======== RECORDS TO PROCESS ========

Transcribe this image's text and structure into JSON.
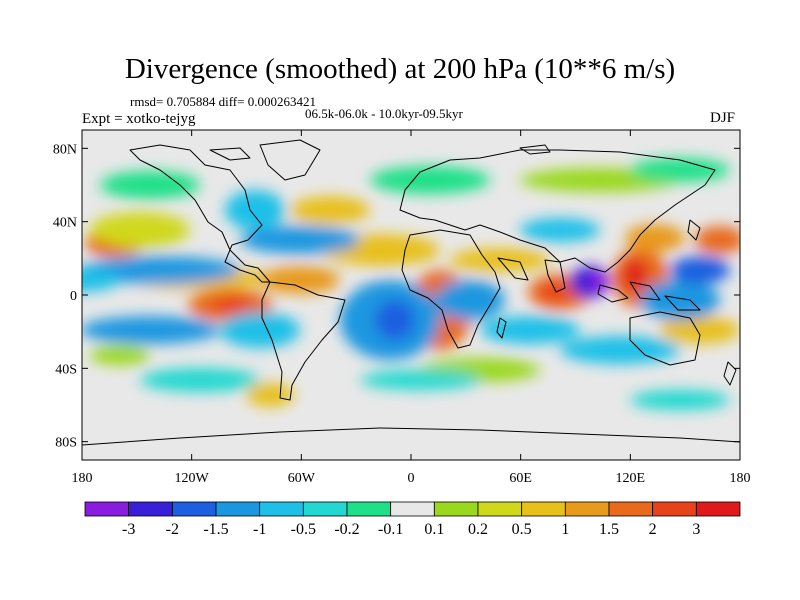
{
  "map": {
    "title": "Divergence (smoothed) at 200 hPa (10**6 m/s)",
    "stats_text": "rmsd= 0.705884 diff= 0.000263421",
    "period_text": "06.5k-06.0k - 10.0kyr-09.5kyr",
    "experiment_text": "Expt = xotko-tejyg",
    "season_text": "DJF",
    "projection": "cylindrical equidistant",
    "lon_range": [
      -180,
      180
    ],
    "lat_range": [
      -90,
      90
    ],
    "lat_ticks": [
      {
        "value": 80,
        "label": "80N"
      },
      {
        "value": 40,
        "label": "40N"
      },
      {
        "value": 0,
        "label": "0"
      },
      {
        "value": -40,
        "label": "40S"
      },
      {
        "value": -80,
        "label": "80S"
      }
    ],
    "lon_ticks": [
      {
        "value": -180,
        "label": "180"
      },
      {
        "value": -120,
        "label": "120W"
      },
      {
        "value": -60,
        "label": "60W"
      },
      {
        "value": 0,
        "label": "0"
      },
      {
        "value": 60,
        "label": "60E"
      },
      {
        "value": 120,
        "label": "120E"
      },
      {
        "value": 180,
        "label": "180"
      }
    ]
  },
  "colorbar": {
    "colors": [
      "#8a1ce0",
      "#3a1fd8",
      "#1d5fe0",
      "#1a97e0",
      "#1ec0e8",
      "#22d8d0",
      "#1ee088",
      "#e8e8e8",
      "#9ad81e",
      "#d0d81a",
      "#e8c01a",
      "#e89a1a",
      "#e86a1a",
      "#e8421a",
      "#e01a1a"
    ],
    "labels": [
      "-3",
      "-2",
      "-1.5",
      "-1",
      "-0.5",
      "-0.2",
      "-0.1",
      "0.1",
      "0.2",
      "0.5",
      "1",
      "1.5",
      "2",
      "3"
    ]
  }
}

========

(SET EXERCISE): From the entries above, output every line exactly and omit any image.

(SOLUTION FOR THIS EXERCISE):
Transcribe this image's text and structure into JSON.
{
  "map": {
    "title": "Divergence (smoothed) at 200 hPa (10**6 m/s)",
    "stats_text": "rmsd= 0.705884 diff= 0.000263421",
    "period_text": "06.5k-06.0k - 10.0kyr-09.5kyr",
    "experiment_text": "Expt = xotko-tejyg",
    "season_text": "DJF",
    "projection": "cylindrical equidistant",
    "lon_range": [
      -180,
      180
    ],
    "lat_range": [
      -90,
      90
    ],
    "lat_ticks": [
      {
        "value": 80,
        "label": "80N"
      },
      {
        "value": 40,
        "label": "40N"
      },
      {
        "value": 0,
        "label": "0"
      },
      {
        "value": -40,
        "label": "40S"
      },
      {
        "value": -80,
        "label": "80S"
      }
    ],
    "lon_ticks": [
      {
        "value": -180,
        "label": "180"
      },
      {
        "value": -120,
        "label": "120W"
      },
      {
        "value": -60,
        "label": "60W"
      },
      {
        "value": 0,
        "label": "0"
      },
      {
        "value": 60,
        "label": "60E"
      },
      {
        "value": 120,
        "label": "120E"
      },
      {
        "value": 180,
        "label": "180"
      }
    ]
  },
  "colorbar": {
    "colors": [
      "#8a1ce0",
      "#3a1fd8",
      "#1d5fe0",
      "#1a97e0",
      "#1ec0e8",
      "#22d8d0",
      "#1ee088",
      "#e8e8e8",
      "#9ad81e",
      "#d0d81a",
      "#e8c01a",
      "#e89a1a",
      "#e86a1a",
      "#e8421a",
      "#e01a1a"
    ],
    "labels": [
      "-3",
      "-2",
      "-1.5",
      "-1",
      "-0.5",
      "-0.2",
      "-0.1",
      "0.1",
      "0.2",
      "0.5",
      "1",
      "1.5",
      "2",
      "3"
    ]
  }
}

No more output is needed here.